▸ **WRITTEN TASK**
What lines of the data hold the string "text"? Pull each one out.
□ □ □ □
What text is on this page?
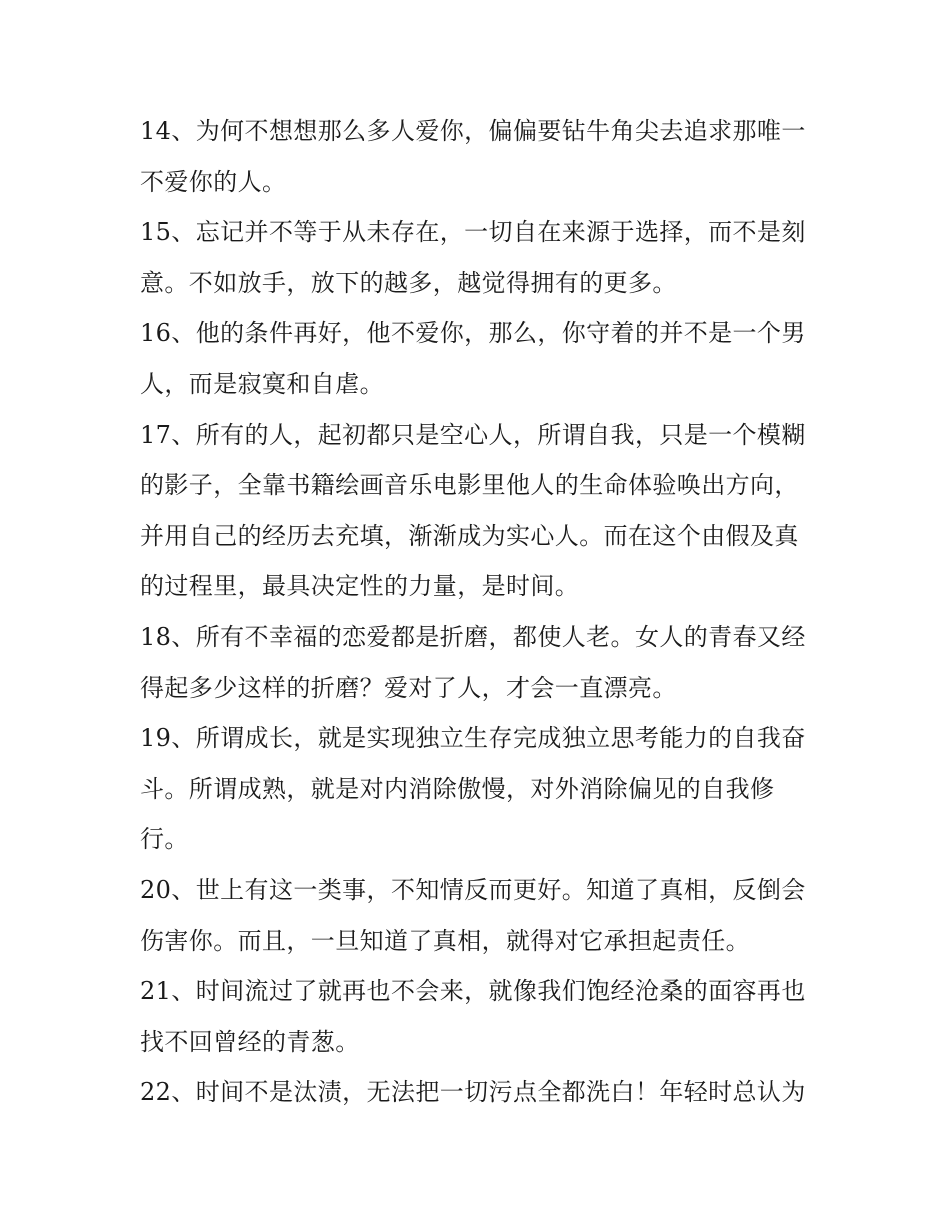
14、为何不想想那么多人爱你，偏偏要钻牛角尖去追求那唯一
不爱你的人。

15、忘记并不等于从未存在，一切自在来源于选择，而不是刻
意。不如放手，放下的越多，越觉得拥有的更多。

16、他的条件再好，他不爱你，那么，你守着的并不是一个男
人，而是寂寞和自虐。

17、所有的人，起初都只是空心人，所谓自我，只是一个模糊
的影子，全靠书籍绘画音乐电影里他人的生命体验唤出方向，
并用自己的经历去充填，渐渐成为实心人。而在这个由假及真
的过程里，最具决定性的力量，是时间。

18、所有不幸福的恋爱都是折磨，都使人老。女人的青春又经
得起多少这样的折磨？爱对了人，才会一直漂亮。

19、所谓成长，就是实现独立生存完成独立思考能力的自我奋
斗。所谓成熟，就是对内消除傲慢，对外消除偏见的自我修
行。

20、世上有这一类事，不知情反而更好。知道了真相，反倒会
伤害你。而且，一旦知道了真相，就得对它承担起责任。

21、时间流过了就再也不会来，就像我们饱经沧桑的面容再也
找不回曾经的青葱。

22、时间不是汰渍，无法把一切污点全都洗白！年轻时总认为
□ □ □ □
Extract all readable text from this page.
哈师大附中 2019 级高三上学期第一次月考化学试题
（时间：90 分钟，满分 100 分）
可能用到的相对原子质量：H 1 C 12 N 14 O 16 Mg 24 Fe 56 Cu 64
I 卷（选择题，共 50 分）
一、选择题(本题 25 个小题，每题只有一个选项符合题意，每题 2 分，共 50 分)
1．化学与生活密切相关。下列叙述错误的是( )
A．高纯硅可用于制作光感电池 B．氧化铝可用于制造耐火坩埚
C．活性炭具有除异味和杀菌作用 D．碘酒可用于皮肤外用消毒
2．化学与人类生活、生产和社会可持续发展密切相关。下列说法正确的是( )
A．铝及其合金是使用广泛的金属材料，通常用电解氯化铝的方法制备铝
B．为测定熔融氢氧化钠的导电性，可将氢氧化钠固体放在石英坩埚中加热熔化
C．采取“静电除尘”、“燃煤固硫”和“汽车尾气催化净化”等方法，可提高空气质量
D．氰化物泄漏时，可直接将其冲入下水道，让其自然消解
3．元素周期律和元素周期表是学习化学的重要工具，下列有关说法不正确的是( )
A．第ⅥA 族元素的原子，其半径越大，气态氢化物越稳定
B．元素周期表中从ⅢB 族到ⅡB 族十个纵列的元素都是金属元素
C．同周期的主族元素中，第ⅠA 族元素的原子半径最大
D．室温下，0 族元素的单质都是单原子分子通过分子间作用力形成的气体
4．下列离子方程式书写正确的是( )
□ □ □ □
▸ **EXERCISE OUTPUT**
What text is on this page?
Extract all readable text from this page.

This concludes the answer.